» **PROBLEM DESCRIPTION**
Print all of the entries exactly, minus the pictures.

---------- DATASET EXCERPTS

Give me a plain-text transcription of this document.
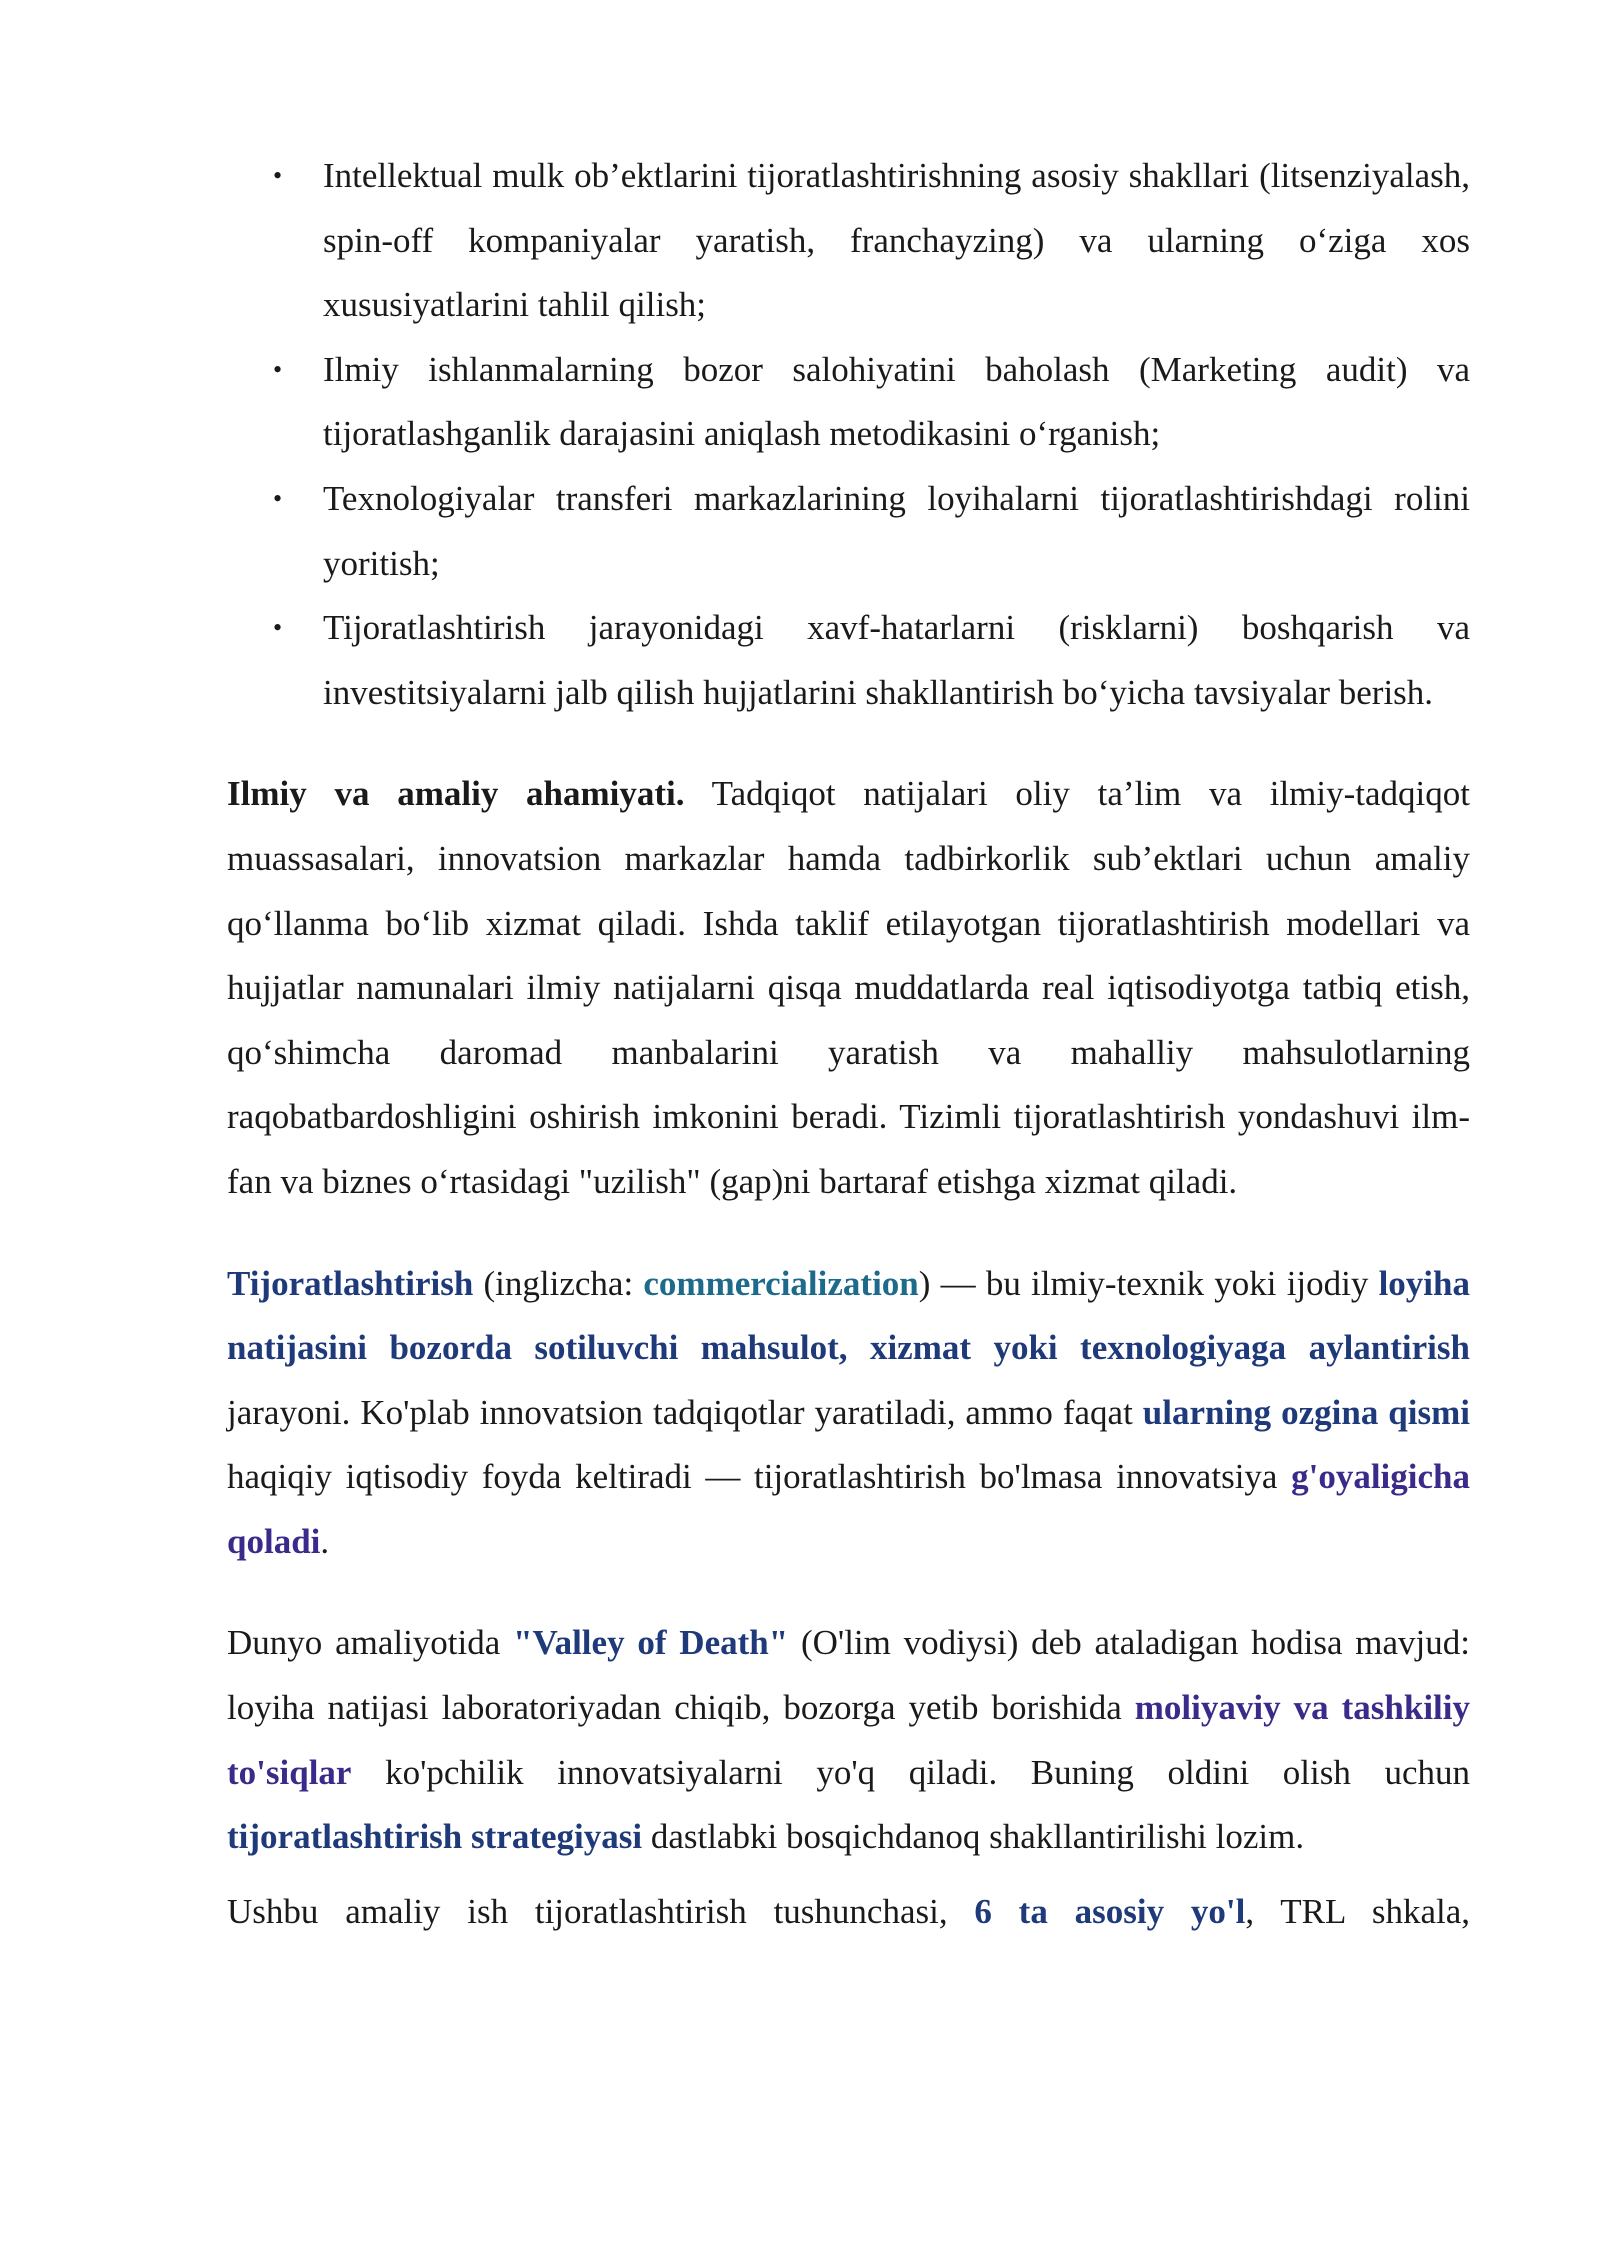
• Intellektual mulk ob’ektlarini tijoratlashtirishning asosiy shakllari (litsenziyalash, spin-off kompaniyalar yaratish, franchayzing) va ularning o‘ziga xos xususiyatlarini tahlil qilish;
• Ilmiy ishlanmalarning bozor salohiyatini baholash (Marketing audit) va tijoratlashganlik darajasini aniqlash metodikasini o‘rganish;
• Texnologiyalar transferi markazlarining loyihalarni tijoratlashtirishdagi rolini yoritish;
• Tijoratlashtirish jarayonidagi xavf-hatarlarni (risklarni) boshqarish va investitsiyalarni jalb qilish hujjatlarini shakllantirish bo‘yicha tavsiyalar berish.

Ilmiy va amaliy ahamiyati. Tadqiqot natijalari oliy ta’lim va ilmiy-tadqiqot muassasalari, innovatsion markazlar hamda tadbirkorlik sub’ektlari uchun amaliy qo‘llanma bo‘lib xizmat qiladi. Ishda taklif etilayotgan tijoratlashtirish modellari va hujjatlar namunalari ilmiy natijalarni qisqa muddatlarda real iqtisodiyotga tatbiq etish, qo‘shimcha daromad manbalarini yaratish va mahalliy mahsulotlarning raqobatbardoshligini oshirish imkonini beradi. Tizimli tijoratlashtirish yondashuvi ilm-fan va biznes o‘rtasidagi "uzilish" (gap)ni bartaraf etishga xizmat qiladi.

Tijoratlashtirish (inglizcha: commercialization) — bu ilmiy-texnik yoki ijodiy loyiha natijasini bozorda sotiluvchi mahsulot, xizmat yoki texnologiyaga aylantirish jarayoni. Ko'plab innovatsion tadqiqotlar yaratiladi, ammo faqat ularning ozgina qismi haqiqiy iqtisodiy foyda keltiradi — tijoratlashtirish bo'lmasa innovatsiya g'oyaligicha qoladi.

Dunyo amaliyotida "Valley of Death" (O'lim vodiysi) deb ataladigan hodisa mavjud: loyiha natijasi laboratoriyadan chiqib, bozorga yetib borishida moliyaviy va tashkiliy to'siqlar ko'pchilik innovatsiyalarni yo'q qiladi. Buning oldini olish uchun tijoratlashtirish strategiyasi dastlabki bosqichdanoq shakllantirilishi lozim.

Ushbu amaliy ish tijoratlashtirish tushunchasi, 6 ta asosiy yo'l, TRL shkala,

--------------------

» **ANSWER TO THE TASK**
Give me a plain-text transcription of this document.
• Intellektual mulk ob’ektlarini tijoratlashtirishning asosiy shakllari (litsenziyalash, spin-off kompaniyalar yaratish, franchayzing) va ularning o‘ziga xos xususiyatlarini tahlil qilish;
• Ilmiy ishlanmalarning bozor salohiyatini baholash (Marketing audit) va tijoratlashganlik darajasini aniqlash metodikasini o‘rganish;
• Texnologiyalar transferi markazlarining loyihalarni tijoratlashtirishdagi rolini yoritish;
• Tijoratlashtirish jarayonidagi xavf-hatarlarni (risklarni) boshqarish va investitsiyalarni jalb qilish hujjatlarini shakllantirish bo‘yicha tavsiyalar berish.

Ilmiy va amaliy ahamiyati. Tadqiqot natijalari oliy ta’lim va ilmiy-tadqiqot muassasalari, innovatsion markazlar hamda tadbirkorlik sub’ektlari uchun amaliy qo‘llanma bo‘lib xizmat qiladi. Ishda taklif etilayotgan tijoratlashtirish modellari va hujjatlar namunalari ilmiy natijalarni qisqa muddatlarda real iqtisodiyotga tatbiq etish, qo‘shimcha daromad manbalarini yaratish va mahalliy mahsulotlarning raqobatbardoshligini oshirish imkonini beradi. Tizimli tijoratlashtirish yondashuvi ilm-fan va biznes o‘rtasidagi "uzilish" (gap)ni bartaraf etishga xizmat qiladi.

Tijoratlashtirish (inglizcha: commercialization) — bu ilmiy-texnik yoki ijodiy loyiha natijasini bozorda sotiluvchi mahsulot, xizmat yoki texnologiyaga aylantirish jarayoni. Ko'plab innovatsion tadqiqotlar yaratiladi, ammo faqat ularning ozgina qismi haqiqiy iqtisodiy foyda keltiradi — tijoratlashtirish bo'lmasa innovatsiya g'oyaligicha qoladi.

Dunyo amaliyotida "Valley of Death" (O'lim vodiysi) deb ataladigan hodisa mavjud: loyiha natijasi laboratoriyadan chiqib, bozorga yetib borishida moliyaviy va tashkiliy to'siqlar ko'pchilik innovatsiyalarni yo'q qiladi. Buning oldini olish uchun tijoratlashtirish strategiyasi dastlabki bosqichdanoq shakllantirilishi lozim.

Ushbu amaliy ish tijoratlashtirish tushunchasi, 6 ta asosiy yo'l, TRL shkala,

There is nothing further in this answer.